Task list —
(A) Using the sale document, decide whether each statement agrees with it, answering yes or no and quoting the deciding words: (i) The document is to be construed under the laws of the State of New York. (ii) The Loan had an original principal balance of $250,000,000. (iii) The purchaser is Hypo Public Finance USA, Inc.
(B) According to the sale document, on what date is the Loan and Security Agreement dated?

Provided passage —
..............................
5. Governing Law. This Xxxx of Sale shall be construed in accordance
with the laws of the State of New York and the obligations, rights and remedies
of the parties hereunder shall be determined in accordance with such laws.
IN WITNESS WHEREOF, each of the parties hereto has caused this Xxxx
of Sale to be duly executed and delivered on the date and year first written
above.
SELLER: HYPO REAL ESTATE CAPITAL
CORPORATION
By: /s/ Xxxxx Xxxxx
--------------------------------------
Name: Xxxxx Xxxxx
Title: Senior Director
By: /s/ Xxxxxx Xxxxxxxx
--------------------------------------
Name: Xxxxxx Xxxxxxxx
Title: Director
PURCHASER: HYPO PUBLIC FINANCE USA, INC.
By: /s/ Xxxx Xxxxxxxx
--------------------------------------
Name: Xxxx Xxxxxxxx
Title: Managing Director
By: /s/ Xxxxx Xxxxxxxxx
--------------------------------------
Name: Xxxxx Xxxxxxxxx
Title: Vice President
SCHEDULE A
Mortgage Loan
The Loan, as such term is defined in that certain Loan and Security Agreement,
dated as of January 25, 2007, among Park at Landmark Limited Partnership, a
Virginia limited partnership, ACG Cambridge Crossing Limited Partnership, a
Maryland limited partnership and Delaware Greenbelt Sub, LLC, Delaware
Greenbelt, LLC, Laurel Road Apartments Investors, LLC, Cypress Creek Investment,
LLC, Xxxxxx Walk Portfolio, LLC and Lenox Court Portfolio, LLC, each a Delaware
limited liability company, collectively as borrower, and HRECC, as lender, in
the original principal balance of $275,000,000, secured by the property known as
the "Xxxxxxxx Xxxx Portfolio."
SCHEDULE B
Mortgage Files
o The original executed promissory note (the "Note") evidencing the
indebtedness of an obligor under a Mortgage Loan, together with any rider,
addendum or amendment thereto, or any renewal, substitution or replacement
of such note and an allonge endorsed by Seller in the name of Purchaser;
o The mortgage, deed of trust, deed to secure debt or similar instrument
that secures the Note and creates a lien on the fee or leasehold interest
in the underlying property secured by the Note (the "Mortgage"), together
with originals or copies of any and all intervening assignments thereof,
in each case (unless the particular item has not been returned from the
applicable recording office) with evidence of recording indicated thereon;
o The related assignment of leases thereunder, notice of transfer or
equivalent instrument in recordable form, sufficient under the laws of the
jurisdiction wherein the underlying property secured by the Note is
located to reflect the assignment of leases (if such item is a document
separate from the Mortgage) (an "Assignment of Leases"), together with
intervening assignments thereof, in each case (unless the particular item
has not been returned from the applicable recording office) with evidence
of recording indicated thereon;
o The executed assignment from Seller to Purchaser, in recordable form
(except for recording information not yet available if the instrument
being assigned has not been returned from the applicable recording
office), of (A) the Mortgage and (B) any related Assignment of Leases (if
such item is a document separate from the Mortgage);
o An original or copy of the assignment from Seller to Purchaser of all
unrecorded documents relating to the Mortgage Loan;
o The original or a copy of the policy or certificate of the lender's title
insurance issued in connection with such Mortgage Loan (or, if such policy
has not been issued, a "marked up" pro forma title policy marked as
binding and countersigned by the title insurer or its authorized agent, or
an irrevocable, binding commitment to issue such title insurance policy);
o The ground lease relating to such Mortgage Loan, if any;
o The related loan agreement, if any;
o Any related guaranty of payment;
o The lock box agreement or cash management agreement relating to such
Mortgage Loan, if any;
o Copies of UCC financing statements (together with all assignments thereof)
..............................
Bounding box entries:
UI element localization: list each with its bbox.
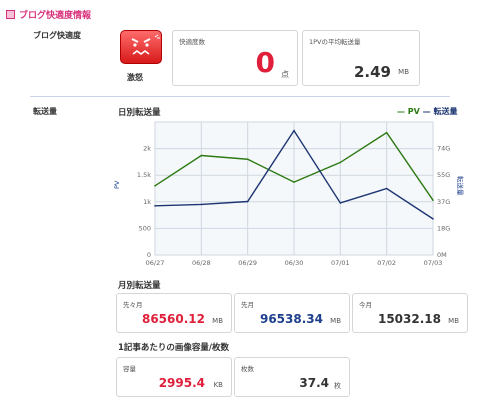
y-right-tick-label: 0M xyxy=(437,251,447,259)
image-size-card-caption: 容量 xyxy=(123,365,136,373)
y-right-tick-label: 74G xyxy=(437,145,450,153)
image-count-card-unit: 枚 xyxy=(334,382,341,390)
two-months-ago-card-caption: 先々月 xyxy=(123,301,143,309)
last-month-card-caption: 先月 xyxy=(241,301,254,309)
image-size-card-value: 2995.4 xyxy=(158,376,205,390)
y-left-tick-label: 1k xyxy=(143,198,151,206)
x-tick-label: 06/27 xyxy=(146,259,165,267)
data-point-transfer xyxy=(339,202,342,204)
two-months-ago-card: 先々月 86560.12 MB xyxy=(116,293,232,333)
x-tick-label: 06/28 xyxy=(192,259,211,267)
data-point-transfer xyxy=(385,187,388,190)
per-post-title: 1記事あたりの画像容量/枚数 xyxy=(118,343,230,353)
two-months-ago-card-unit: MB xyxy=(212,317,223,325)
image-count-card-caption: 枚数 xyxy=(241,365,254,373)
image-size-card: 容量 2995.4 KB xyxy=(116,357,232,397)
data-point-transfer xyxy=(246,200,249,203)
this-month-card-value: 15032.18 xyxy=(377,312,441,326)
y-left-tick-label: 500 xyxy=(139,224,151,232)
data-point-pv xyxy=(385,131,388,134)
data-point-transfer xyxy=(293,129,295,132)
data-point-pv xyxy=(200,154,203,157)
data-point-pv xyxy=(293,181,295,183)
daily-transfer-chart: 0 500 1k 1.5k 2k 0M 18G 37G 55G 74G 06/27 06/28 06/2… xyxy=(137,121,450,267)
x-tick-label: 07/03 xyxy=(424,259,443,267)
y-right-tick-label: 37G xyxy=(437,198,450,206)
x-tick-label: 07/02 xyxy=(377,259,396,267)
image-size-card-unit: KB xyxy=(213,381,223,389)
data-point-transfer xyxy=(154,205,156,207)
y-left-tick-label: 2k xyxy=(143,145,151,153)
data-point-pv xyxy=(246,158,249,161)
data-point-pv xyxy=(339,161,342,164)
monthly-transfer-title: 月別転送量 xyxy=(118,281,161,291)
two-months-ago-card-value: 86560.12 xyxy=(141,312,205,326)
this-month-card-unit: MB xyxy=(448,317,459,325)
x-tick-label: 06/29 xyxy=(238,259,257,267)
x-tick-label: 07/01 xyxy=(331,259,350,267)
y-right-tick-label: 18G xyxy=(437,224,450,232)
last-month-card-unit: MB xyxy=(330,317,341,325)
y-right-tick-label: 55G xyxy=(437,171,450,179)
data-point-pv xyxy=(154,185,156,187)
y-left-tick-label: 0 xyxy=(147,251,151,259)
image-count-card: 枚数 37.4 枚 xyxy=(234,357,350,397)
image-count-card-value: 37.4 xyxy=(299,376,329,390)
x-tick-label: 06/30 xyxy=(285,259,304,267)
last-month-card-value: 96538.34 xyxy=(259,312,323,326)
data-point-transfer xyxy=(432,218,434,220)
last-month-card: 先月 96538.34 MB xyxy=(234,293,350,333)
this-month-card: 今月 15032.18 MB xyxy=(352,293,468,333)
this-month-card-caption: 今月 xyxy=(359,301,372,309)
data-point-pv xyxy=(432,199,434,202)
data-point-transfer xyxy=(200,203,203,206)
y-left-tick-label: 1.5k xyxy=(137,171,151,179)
..............................
Full solutions —
(A)
(i) Yes: "shall be construed in accordance with the laws of the State of New York"
(ii) No: "in the original principal balance of $275,000,000"
(iii) Yes: "PURCHASER: HYPO PUBLIC FINANCE USA, INC."

(B) January 25, 2007.